AIM: Reproduce every row below verbatim, leaving out the pictures.

ENTRIES SUPPLIED:
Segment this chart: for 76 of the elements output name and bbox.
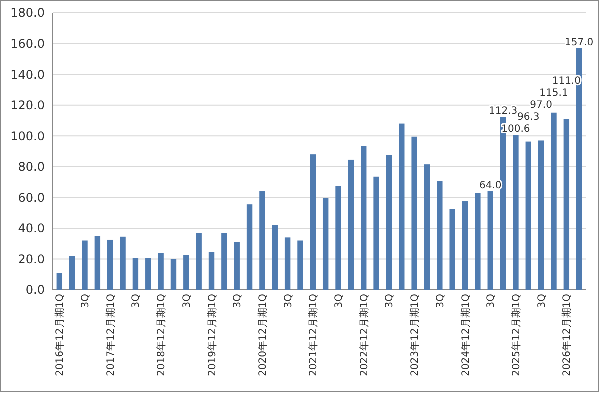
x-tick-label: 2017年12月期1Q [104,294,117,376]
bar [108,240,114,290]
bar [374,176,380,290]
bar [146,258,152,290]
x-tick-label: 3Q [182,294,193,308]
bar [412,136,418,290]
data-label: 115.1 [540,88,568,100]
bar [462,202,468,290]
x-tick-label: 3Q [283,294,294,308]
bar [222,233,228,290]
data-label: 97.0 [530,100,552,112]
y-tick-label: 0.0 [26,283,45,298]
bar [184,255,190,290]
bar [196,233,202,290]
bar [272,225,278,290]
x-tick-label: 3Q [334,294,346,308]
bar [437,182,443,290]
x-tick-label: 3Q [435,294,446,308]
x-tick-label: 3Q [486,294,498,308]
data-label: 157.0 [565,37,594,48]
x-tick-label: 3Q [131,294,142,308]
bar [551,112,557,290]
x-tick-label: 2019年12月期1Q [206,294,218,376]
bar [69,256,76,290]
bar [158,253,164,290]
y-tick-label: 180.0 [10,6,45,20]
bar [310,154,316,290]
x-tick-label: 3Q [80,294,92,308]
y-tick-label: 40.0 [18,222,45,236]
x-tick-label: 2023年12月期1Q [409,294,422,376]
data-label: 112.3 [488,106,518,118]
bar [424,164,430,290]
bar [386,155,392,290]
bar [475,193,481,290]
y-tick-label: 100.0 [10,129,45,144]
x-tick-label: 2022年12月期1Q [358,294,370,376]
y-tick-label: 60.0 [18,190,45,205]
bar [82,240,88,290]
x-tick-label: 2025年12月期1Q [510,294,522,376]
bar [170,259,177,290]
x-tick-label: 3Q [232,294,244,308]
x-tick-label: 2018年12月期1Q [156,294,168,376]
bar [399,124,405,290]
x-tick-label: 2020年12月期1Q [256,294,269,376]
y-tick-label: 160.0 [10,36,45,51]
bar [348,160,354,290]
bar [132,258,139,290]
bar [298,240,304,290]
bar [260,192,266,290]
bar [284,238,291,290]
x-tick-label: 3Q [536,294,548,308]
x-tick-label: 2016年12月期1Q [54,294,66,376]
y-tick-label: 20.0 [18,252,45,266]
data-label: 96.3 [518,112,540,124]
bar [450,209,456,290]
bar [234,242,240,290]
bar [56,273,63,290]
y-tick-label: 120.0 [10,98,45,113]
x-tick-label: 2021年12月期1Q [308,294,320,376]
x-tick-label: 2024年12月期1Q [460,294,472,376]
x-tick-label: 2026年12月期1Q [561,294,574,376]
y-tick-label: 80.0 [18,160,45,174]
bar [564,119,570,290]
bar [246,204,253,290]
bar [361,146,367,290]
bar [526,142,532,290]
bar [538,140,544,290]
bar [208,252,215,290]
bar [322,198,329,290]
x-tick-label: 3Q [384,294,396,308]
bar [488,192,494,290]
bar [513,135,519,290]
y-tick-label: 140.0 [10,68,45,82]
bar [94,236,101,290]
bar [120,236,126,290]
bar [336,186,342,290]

FINAL ANSWER:
Segment this chart: for 76 of the elements output name and bbox.
x-tick-label: 2017年12月期1Q [104,294,117,376]
bar [108,240,114,290]
bar [374,176,380,290]
bar [146,258,152,290]
x-tick-label: 3Q [182,294,193,308]
bar [412,136,418,290]
data-label: 115.1 [540,88,568,100]
bar [462,202,468,290]
x-tick-label: 3Q [283,294,294,308]
bar [222,233,228,290]
data-label: 97.0 [530,100,552,112]
y-tick-label: 0.0 [26,283,45,298]
bar [184,255,190,290]
bar [196,233,202,290]
bar [272,225,278,290]
x-tick-label: 3Q [334,294,346,308]
bar [437,182,443,290]
x-tick-label: 3Q [435,294,446,308]
x-tick-label: 3Q [486,294,498,308]
data-label: 157.0 [565,37,594,48]
x-tick-label: 3Q [131,294,142,308]
bar [551,112,557,290]
x-tick-label: 2019年12月期1Q [206,294,218,376]
bar [69,256,76,290]
bar [158,253,164,290]
y-tick-label: 180.0 [10,6,45,20]
bar [310,154,316,290]
x-tick-label: 3Q [80,294,92,308]
y-tick-label: 40.0 [18,222,45,236]
x-tick-label: 2023年12月期1Q [409,294,422,376]
data-label: 112.3 [488,106,518,118]
bar [424,164,430,290]
bar [386,155,392,290]
bar [475,193,481,290]
y-tick-label: 100.0 [10,129,45,144]
x-tick-label: 2022年12月期1Q [358,294,370,376]
y-tick-label: 60.0 [18,190,45,205]
bar [82,240,88,290]
x-tick-label: 2025年12月期1Q [510,294,522,376]
bar [170,259,177,290]
x-tick-label: 3Q [232,294,244,308]
x-tick-label: 2018年12月期1Q [156,294,168,376]
bar [399,124,405,290]
x-tick-label: 2020年12月期1Q [256,294,269,376]
y-tick-label: 160.0 [10,36,45,51]
bar [348,160,354,290]
bar [132,258,139,290]
bar [298,240,304,290]
bar [260,192,266,290]
bar [284,238,291,290]
x-tick-label: 3Q [536,294,548,308]
x-tick-label: 2016年12月期1Q [54,294,66,376]
y-tick-label: 20.0 [18,252,45,266]
data-label: 96.3 [518,112,540,124]
bar [450,209,456,290]
bar [234,242,240,290]
bar [56,273,63,290]
y-tick-label: 120.0 [10,98,45,113]
x-tick-label: 2021年12月期1Q [308,294,320,376]
x-tick-label: 2024年12月期1Q [460,294,472,376]
x-tick-label: 2026年12月期1Q [561,294,574,376]
y-tick-label: 80.0 [18,160,45,174]
bar [564,119,570,290]
bar [246,204,253,290]
bar [361,146,367,290]
bar [526,142,532,290]
bar [538,140,544,290]
bar [208,252,215,290]
bar [322,198,329,290]
x-tick-label: 3Q [384,294,396,308]
bar [488,192,494,290]
bar [513,135,519,290]
y-tick-label: 140.0 [10,68,45,82]
bar [94,236,101,290]
bar [120,236,126,290]
bar [336,186,342,290]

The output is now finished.